◆ Stated problem
Scan the entries below. List each line with "équipe".
--- Start Record excerpts ---
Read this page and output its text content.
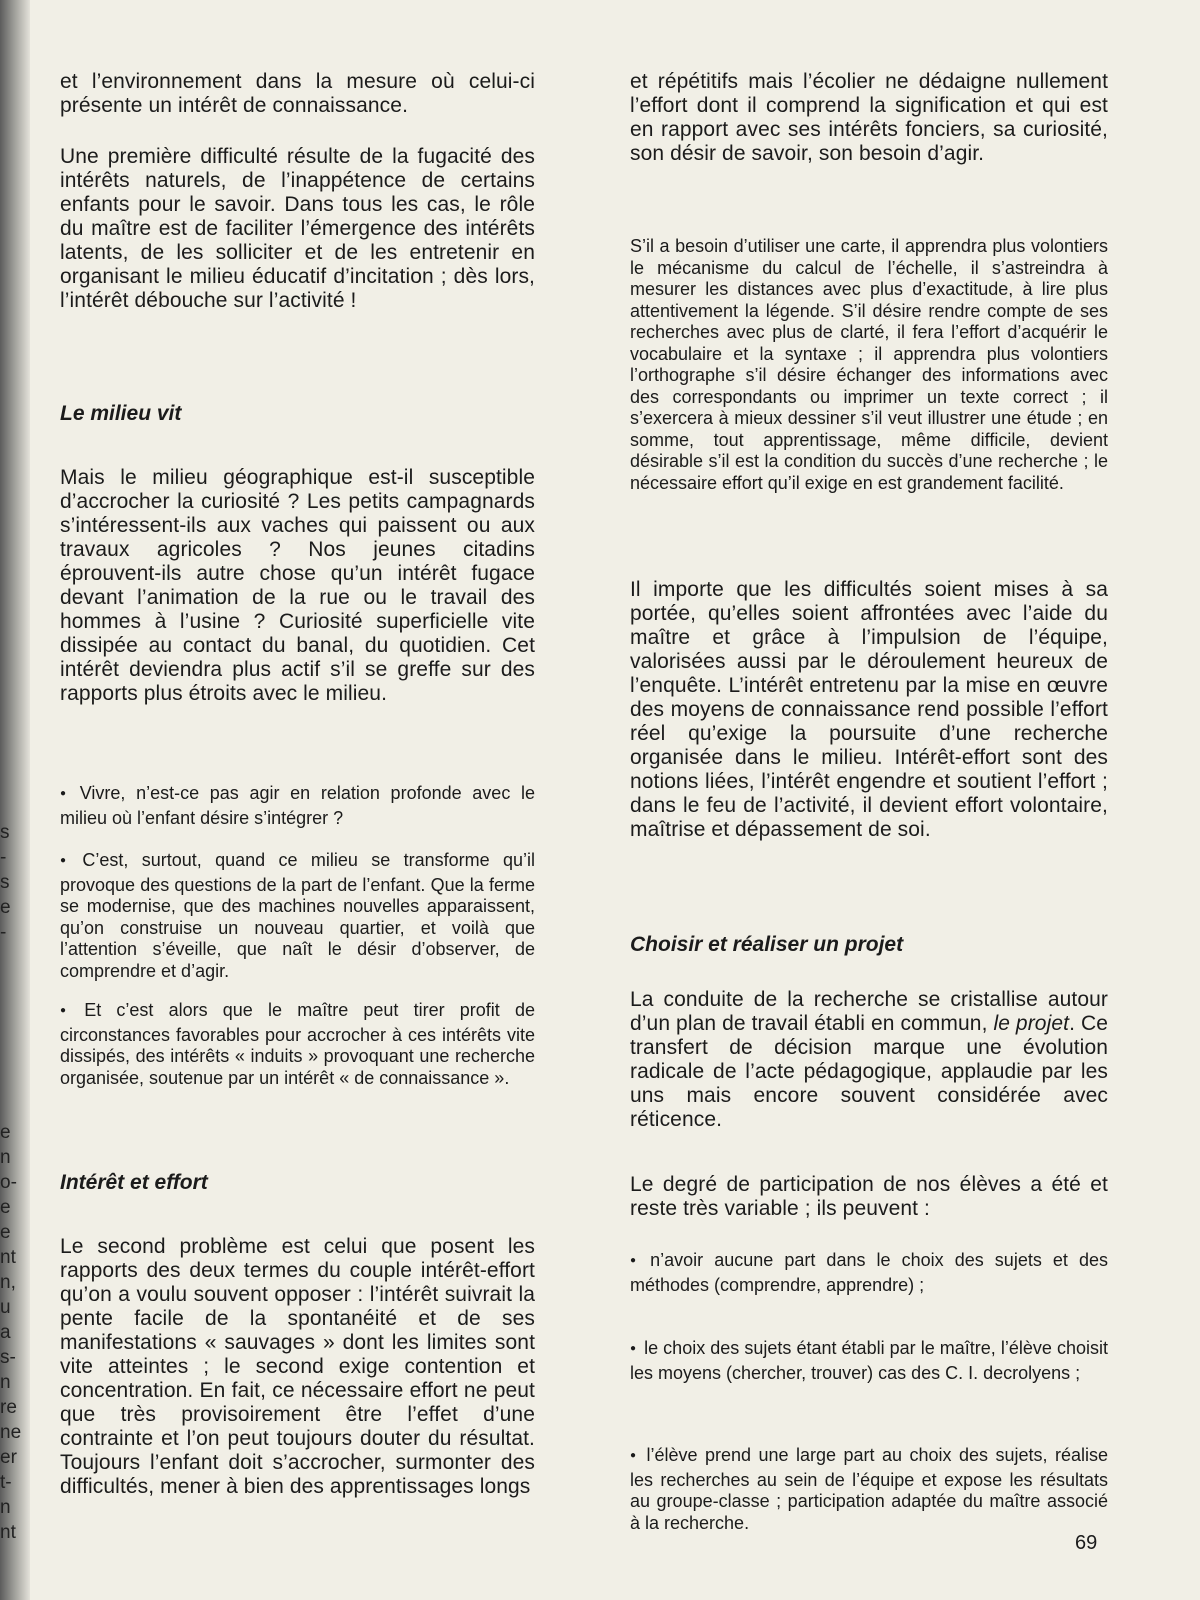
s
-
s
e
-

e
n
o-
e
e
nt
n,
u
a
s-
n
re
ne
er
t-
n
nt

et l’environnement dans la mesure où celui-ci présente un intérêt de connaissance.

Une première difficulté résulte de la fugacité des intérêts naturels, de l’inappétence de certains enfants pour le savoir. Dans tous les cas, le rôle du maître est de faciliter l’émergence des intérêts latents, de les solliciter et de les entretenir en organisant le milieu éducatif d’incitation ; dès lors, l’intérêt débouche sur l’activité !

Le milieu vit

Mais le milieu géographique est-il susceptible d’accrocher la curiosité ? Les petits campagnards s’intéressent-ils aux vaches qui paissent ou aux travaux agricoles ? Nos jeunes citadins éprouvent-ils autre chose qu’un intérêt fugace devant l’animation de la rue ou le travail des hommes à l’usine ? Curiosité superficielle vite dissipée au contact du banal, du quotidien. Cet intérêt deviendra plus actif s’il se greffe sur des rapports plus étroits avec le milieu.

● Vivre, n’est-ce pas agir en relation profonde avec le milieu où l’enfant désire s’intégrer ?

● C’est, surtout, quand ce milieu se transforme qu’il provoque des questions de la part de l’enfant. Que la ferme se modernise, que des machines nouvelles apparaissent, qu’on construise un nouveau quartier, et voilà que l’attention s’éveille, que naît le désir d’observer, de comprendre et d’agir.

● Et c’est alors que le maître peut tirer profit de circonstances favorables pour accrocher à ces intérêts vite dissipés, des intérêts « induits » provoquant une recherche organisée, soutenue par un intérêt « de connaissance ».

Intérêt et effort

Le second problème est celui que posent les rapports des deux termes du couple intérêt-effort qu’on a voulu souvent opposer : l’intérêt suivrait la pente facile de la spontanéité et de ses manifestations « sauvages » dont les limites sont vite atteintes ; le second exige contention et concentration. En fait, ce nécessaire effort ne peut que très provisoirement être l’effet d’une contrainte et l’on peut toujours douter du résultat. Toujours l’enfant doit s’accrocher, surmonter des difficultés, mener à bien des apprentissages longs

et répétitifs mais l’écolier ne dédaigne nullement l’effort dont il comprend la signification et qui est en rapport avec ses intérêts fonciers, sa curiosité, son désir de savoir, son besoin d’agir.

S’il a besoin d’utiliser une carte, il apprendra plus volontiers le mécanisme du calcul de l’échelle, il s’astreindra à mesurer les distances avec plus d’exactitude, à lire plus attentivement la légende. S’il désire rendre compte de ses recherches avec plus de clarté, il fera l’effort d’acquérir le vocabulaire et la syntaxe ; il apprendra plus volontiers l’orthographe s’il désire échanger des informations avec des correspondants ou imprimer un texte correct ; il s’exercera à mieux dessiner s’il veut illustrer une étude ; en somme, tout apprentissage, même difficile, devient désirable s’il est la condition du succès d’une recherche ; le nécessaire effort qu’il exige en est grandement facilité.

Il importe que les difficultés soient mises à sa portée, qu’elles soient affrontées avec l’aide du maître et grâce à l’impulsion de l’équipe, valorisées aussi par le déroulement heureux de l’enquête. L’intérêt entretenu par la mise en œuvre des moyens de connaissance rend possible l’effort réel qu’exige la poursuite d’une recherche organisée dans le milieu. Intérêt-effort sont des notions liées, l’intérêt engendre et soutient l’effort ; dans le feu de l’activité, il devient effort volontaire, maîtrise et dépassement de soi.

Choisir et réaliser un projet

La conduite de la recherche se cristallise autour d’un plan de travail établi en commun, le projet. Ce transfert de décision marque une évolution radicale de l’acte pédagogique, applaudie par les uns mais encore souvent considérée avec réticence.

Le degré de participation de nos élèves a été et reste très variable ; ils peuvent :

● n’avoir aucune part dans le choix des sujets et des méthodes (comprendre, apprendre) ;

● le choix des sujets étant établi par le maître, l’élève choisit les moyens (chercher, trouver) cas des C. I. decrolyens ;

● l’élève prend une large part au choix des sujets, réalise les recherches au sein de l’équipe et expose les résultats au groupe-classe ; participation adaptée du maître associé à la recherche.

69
--- End Record excerpts ---
◆ Reply to the exercise
Il importe que les difficultés soient mises à sa portée, qu’elles soient affrontées avec l’aide du maître et grâce à l’impulsion de l’équipe, valorisées aussi par le déroulement heureux de l’enquête. L’intérêt entretenu par la mise en œuvre des moyens de connaissance rend possible l’effort réel qu’exige la poursuite d’une recherche organisée dans le milieu. Intérêt-effort sont des notions liées, l’intérêt engendre et soutient l’effort ; dans le feu de l’activité, il devient effort volontaire, maîtrise et dépassement de soi.
● l’élève prend une large part au choix des sujets, réalise les recherches au sein de l’équipe et expose les résultats au groupe-classe ; participation adaptée du maître associé à la recherche.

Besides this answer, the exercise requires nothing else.